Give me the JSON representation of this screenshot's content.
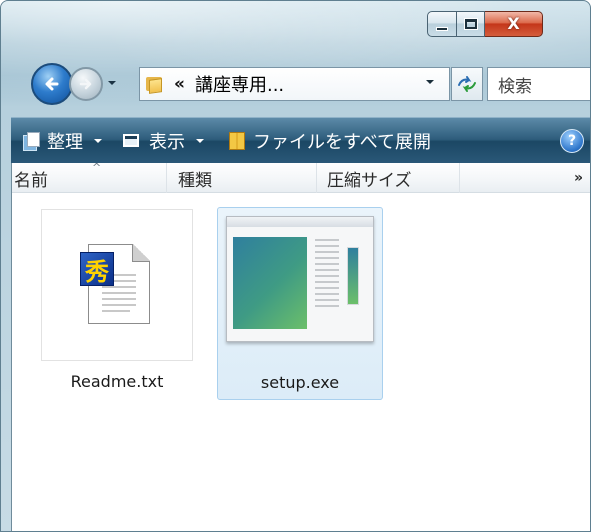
{
  "window": {
    "minimize_icon": "minimize-icon",
    "maximize_icon": "maximize-icon",
    "close_icon": "close-icon",
    "close_glyph": "X"
  },
  "navigation": {
    "back_icon": "back-arrow-icon",
    "forward_icon": "forward-arrow-icon",
    "address": {
      "chevrons": "«",
      "path": "講座専用..."
    },
    "search": {
      "placeholder": "検索"
    }
  },
  "command_bar": {
    "organize": "整理",
    "views": "表示",
    "extract_all": "ファイルをすべて展開",
    "help": "?"
  },
  "columns": {
    "name": "名前",
    "type": "種類",
    "compressed_size": "圧縮サイズ",
    "more": "»"
  },
  "files": [
    {
      "name": "Readme.txt",
      "icon": "text-document-icon",
      "badge_char": "秀",
      "selected": false
    },
    {
      "name": "setup.exe",
      "icon": "setup-application-icon",
      "selected": true
    }
  ],
  "colors": {
    "command_bar": "#2d5c7b",
    "selection": "#dcecf8",
    "close_button": "#c4361a"
  }
}
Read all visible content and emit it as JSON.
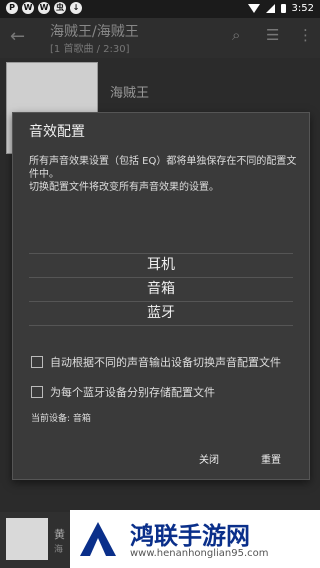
{
  "statusbar": {
    "time": "3:52",
    "icons": [
      "P",
      "W",
      "W",
      "虫",
      "↓"
    ]
  },
  "appbar": {
    "title": "海贼王/海贼王",
    "subtitle": "[1 首歌曲 / 2:30]"
  },
  "album": {
    "title": "海贼王"
  },
  "dialog": {
    "title": "音效配置",
    "description_line1": "所有声音效果设置（包括 EQ）都将单独保存在不同的配置文件中。",
    "description_line2": "切换配置文件将改变所有声音效果的设置。",
    "options": [
      "耳机",
      "音箱",
      "蓝牙"
    ],
    "checkbox1_label": "自动根据不同的声音输出设备切换声音配置文件",
    "checkbox2_label": "为每个蓝牙设备分别存储配置文件",
    "current_device": "当前设备: 音箱",
    "close_label": "关闭",
    "reset_label": "重置"
  },
  "mini": {
    "line1": "黄",
    "line2": "海"
  },
  "watermark": {
    "title": "鸿联手游网",
    "url": "www.henanhonglian95.com"
  },
  "colors": {
    "dialog_bg": "#3a3a3a",
    "watermark_blue": "#0a2f8a"
  }
}
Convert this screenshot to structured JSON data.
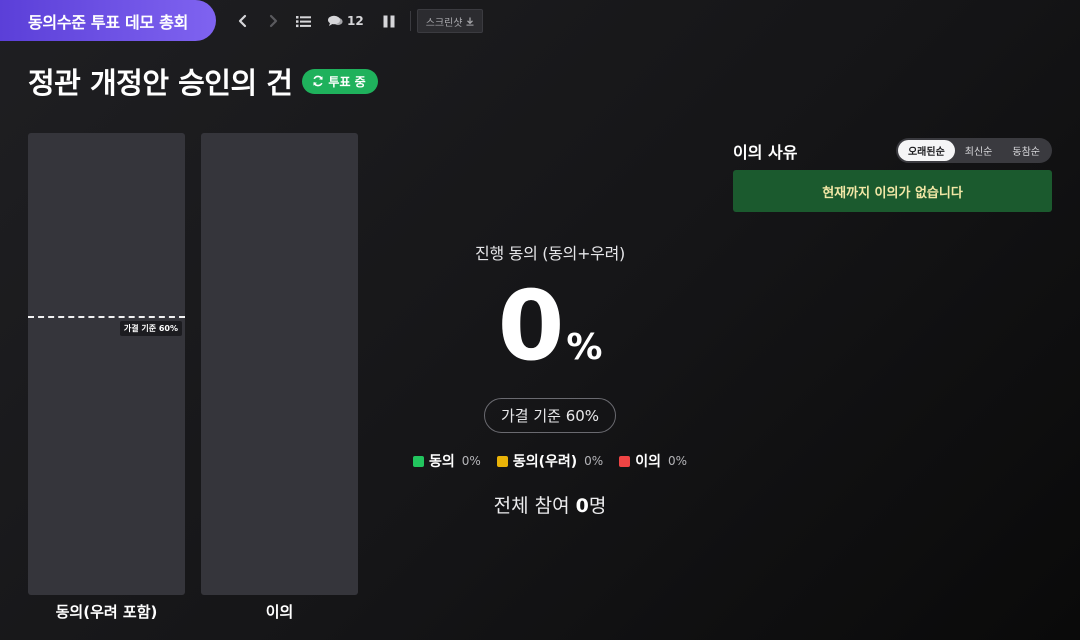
{
  "header": {
    "event_title": "동의수준 투표 데모 총회",
    "comment_count": "12",
    "screenshot_label": "스크린샷"
  },
  "agenda": {
    "title": "정관 개정안 승인의 건",
    "status_badge": "투표 중"
  },
  "bars": {
    "threshold_percent": 60,
    "threshold_tag": "가결 기준 60%",
    "agree": {
      "label": "동의(우려 포함)",
      "fill_percent": 0
    },
    "disagree": {
      "label": "이의",
      "fill_percent": 0
    }
  },
  "stats": {
    "progress_label": "진행 동의 (동의+우려)",
    "progress_value": "0",
    "progress_unit": "%",
    "threshold_pill": "가결 기준 60%",
    "legend": [
      {
        "name": "동의",
        "pct": "0%",
        "color": "#22c55e"
      },
      {
        "name": "동의(우려)",
        "pct": "0%",
        "color": "#eab308"
      },
      {
        "name": "이의",
        "pct": "0%",
        "color": "#ef4444"
      }
    ],
    "total_prefix": "전체 참여 ",
    "total_count": "0",
    "total_suffix": "명"
  },
  "reasons": {
    "title": "이의 사유",
    "sort_tabs": [
      {
        "label": "오래된순",
        "active": true
      },
      {
        "label": "최신순",
        "active": false
      },
      {
        "label": "동참순",
        "active": false
      }
    ],
    "empty_message": "현재까지 이의가 없습니다"
  },
  "colors": {
    "accent_purple": "#6b4fe6",
    "status_green": "#1fb15c",
    "empty_box_bg": "#1b5a2e",
    "empty_box_text": "#f2e7a6"
  }
}
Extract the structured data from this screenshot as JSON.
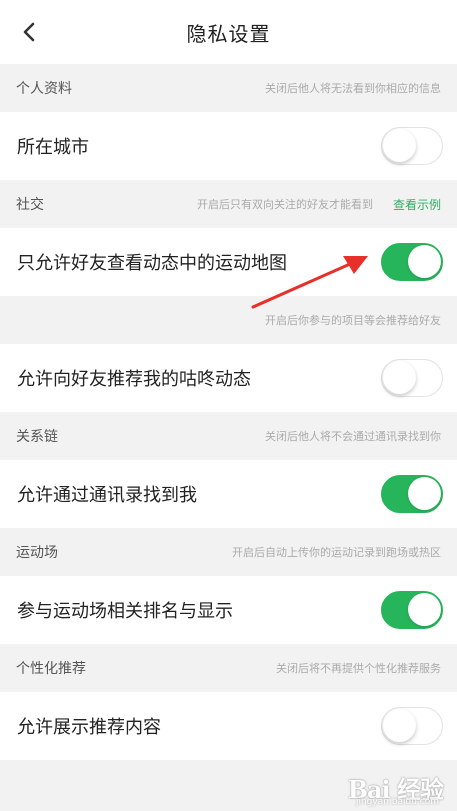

### WRITTEN REQUEST
Write out the whole listing exactly, and drop the pictures.

### COMPLETE ANSWER
Give me the JSON representation of this screenshot's content.
{
  "window": {
    "minimize_icon": "minimize-icon",
    "maximize_icon": "maximize-icon",
    "close_icon": "close-icon",
    "close_glyph": "X"
  },
  "navigation": {
    "back_icon": "back-arrow-icon",
    "forward_icon": "forward-arrow-icon",
    "address": {
      "chevrons": "«",
      "path": "講座専用..."
    },
    "search": {
      "placeholder": "検索"
    }
  },
  "command_bar": {
    "organize": "整理",
    "views": "表示",
    "extract_all": "ファイルをすべて展開",
    "help": "?"
  },
  "columns": {
    "name": "名前",
    "type": "種類",
    "compressed_size": "圧縮サイズ",
    "more": "»"
  },
  "files": [
    {
      "name": "Readme.txt",
      "icon": "text-document-icon",
      "badge_char": "秀",
      "selected": false
    },
    {
      "name": "setup.exe",
      "icon": "setup-application-icon",
      "selected": true
    }
  ],
  "colors": {
    "command_bar": "#2d5c7b",
    "selection": "#dcecf8",
    "close_button": "#c4361a"
  }
}
Read all visible content and emit it as JSON.
{
  "statusbar": {
    "time": "3:52",
    "icons": [
      "P",
      "W",
      "W",
      "虫",
      "↓"
    ]
  },
  "appbar": {
    "title": "海贼王/海贼王",
    "subtitle": "[1 首歌曲 / 2:30]"
  },
  "album": {
    "title": "海贼王"
  },
  "dialog": {
    "title": "音效配置",
    "description_line1": "所有声音效果设置（包括 EQ）都将单独保存在不同的配置文件中。",
    "description_line2": "切换配置文件将改变所有声音效果的设置。",
    "options": [
      "耳机",
      "音箱",
      "蓝牙"
    ],
    "checkbox1_label": "自动根据不同的声音输出设备切换声音配置文件",
    "checkbox2_label": "为每个蓝牙设备分别存储配置文件",
    "current_device": "当前设备: 音箱",
    "close_label": "关闭",
    "reset_label": "重置"
  },
  "mini": {
    "line1": "黄",
    "line2": "海"
  },
  "watermark": {
    "title": "鸿联手游网",
    "url": "www.henanhonglian95.com"
  },
  "colors": {
    "dialog_bg": "#3a3a3a",
    "watermark_blue": "#0a2f8a"
  }
}
Convert this screenshot to structured JSON data.
{
  "header": {
    "event_title": "동의수준 투표 데모 총회",
    "comment_count": "12",
    "screenshot_label": "스크린샷"
  },
  "agenda": {
    "title": "정관 개정안 승인의 건",
    "status_badge": "투표 중"
  },
  "bars": {
    "threshold_percent": 60,
    "threshold_tag": "가결 기준 60%",
    "agree": {
      "label": "동의(우려 포함)",
      "fill_percent": 0
    },
    "disagree": {
      "label": "이의",
      "fill_percent": 0
    }
  },
  "stats": {
    "progress_label": "진행 동의 (동의+우려)",
    "progress_value": "0",
    "progress_unit": "%",
    "threshold_pill": "가결 기준 60%",
    "legend": [
      {
        "name": "동의",
        "pct": "0%",
        "color": "#22c55e"
      },
      {
        "name": "동의(우려)",
        "pct": "0%",
        "color": "#eab308"
      },
      {
        "name": "이의",
        "pct": "0%",
        "color": "#ef4444"
      }
    ],
    "total_prefix": "전체 참여 ",
    "total_count": "0",
    "total_suffix": "명"
  },
  "reasons": {
    "title": "이의 사유",
    "sort_tabs": [
      {
        "label": "오래된순",
        "active": true
      },
      {
        "label": "최신순",
        "active": false
      },
      {
        "label": "동참순",
        "active": false
      }
    ],
    "empty_message": "현재까지 이의가 없습니다"
  },
  "colors": {
    "accent_purple": "#6b4fe6",
    "status_green": "#1fb15c",
    "empty_box_bg": "#1b5a2e",
    "empty_box_text": "#f2e7a6"
  }
}
Extract the structured data from this screenshot as JSON.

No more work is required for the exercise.